WHAT IS EXPECTED: Below are records. Copy every line with "object" in it.

━━━━━━━━━━━━━━━━

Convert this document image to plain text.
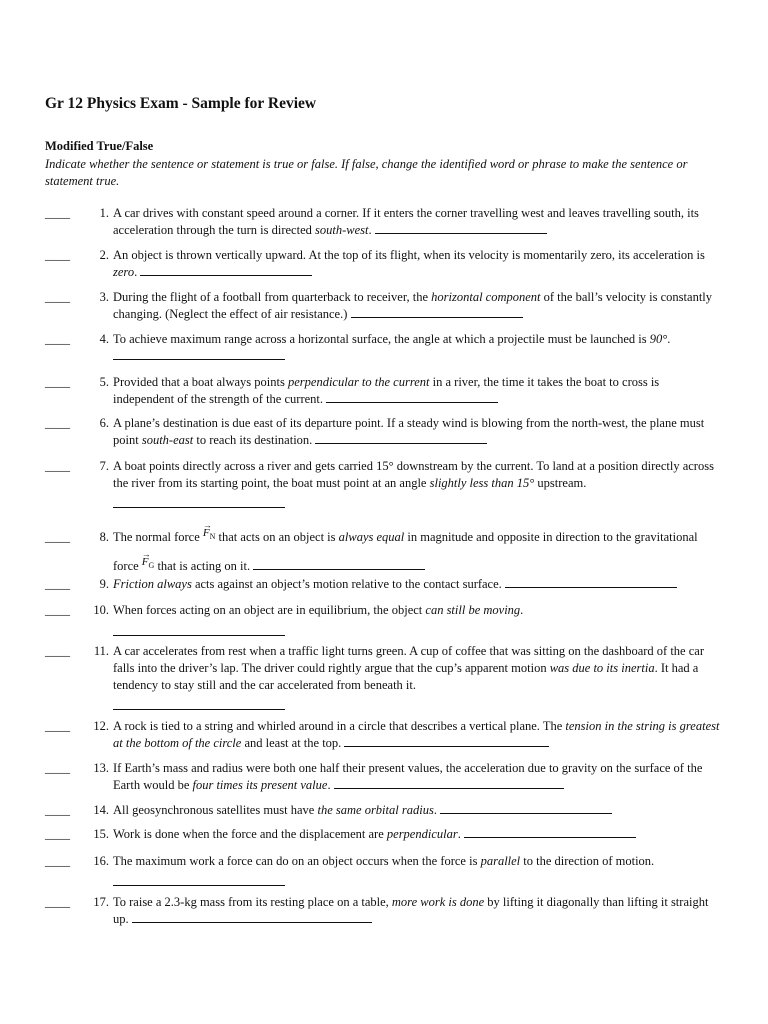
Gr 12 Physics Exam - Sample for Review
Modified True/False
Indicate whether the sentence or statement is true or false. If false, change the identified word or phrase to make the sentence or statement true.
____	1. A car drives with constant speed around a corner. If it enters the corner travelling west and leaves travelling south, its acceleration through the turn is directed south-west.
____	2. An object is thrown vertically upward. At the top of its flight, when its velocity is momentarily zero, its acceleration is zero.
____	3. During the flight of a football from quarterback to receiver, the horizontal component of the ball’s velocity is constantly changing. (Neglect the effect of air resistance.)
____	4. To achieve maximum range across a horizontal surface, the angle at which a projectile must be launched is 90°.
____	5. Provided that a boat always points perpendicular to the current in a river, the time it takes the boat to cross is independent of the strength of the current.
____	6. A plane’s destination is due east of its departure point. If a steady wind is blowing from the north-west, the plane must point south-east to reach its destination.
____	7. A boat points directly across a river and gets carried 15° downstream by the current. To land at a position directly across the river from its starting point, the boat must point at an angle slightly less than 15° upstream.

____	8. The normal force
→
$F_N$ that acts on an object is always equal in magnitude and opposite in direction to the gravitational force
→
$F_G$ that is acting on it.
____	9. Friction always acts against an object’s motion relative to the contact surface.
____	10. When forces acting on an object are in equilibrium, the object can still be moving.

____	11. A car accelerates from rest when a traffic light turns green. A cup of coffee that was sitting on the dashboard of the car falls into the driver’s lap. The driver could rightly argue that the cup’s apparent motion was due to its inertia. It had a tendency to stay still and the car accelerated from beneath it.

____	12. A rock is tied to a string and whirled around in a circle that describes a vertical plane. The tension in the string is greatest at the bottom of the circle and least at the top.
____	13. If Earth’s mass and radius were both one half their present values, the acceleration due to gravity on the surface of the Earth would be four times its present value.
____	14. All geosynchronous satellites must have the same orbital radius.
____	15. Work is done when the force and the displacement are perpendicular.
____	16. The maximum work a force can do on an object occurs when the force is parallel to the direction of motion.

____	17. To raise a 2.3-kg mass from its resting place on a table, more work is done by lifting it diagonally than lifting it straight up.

━━━━━━━━━━━━━━━━

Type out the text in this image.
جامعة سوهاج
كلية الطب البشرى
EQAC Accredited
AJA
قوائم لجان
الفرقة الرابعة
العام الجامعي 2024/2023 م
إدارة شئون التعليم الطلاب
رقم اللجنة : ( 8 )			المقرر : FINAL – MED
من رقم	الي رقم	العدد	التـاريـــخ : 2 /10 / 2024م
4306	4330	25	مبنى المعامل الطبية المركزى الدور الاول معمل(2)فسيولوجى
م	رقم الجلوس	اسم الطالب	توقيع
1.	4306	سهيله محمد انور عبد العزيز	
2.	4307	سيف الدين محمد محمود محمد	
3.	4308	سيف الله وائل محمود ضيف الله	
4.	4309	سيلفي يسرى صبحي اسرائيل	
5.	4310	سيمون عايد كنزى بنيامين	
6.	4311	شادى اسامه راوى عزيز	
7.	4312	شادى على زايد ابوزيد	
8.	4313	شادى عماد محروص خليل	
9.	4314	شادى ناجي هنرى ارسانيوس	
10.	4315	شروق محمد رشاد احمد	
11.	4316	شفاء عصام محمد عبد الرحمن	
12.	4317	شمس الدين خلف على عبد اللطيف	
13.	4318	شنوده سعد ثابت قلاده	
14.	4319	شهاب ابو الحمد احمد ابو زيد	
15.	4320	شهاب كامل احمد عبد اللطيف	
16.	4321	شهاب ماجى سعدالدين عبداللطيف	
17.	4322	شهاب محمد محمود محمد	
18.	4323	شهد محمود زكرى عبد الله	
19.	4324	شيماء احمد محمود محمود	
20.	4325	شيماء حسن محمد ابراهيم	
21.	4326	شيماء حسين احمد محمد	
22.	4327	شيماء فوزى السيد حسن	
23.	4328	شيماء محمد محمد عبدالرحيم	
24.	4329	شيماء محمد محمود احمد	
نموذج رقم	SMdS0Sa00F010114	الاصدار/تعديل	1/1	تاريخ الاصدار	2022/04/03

━━━━━━━━━━━━━━━━

RESULT FOR THIS TASK:
____	2. An object is thrown vertically upward. At the top of its flight, when its velocity is momentarily zero, its acceleration is zero.
$F_N$ that acts on an object is always equal in magnitude and opposite in direction to the gravitational force
____	9. Friction always acts against an object’s motion relative to the contact surface.
____	10. When forces acting on an object are in equilibrium, the object can still be moving.
____	16. The maximum work a force can do on an object occurs when the force is parallel to the direction of motion.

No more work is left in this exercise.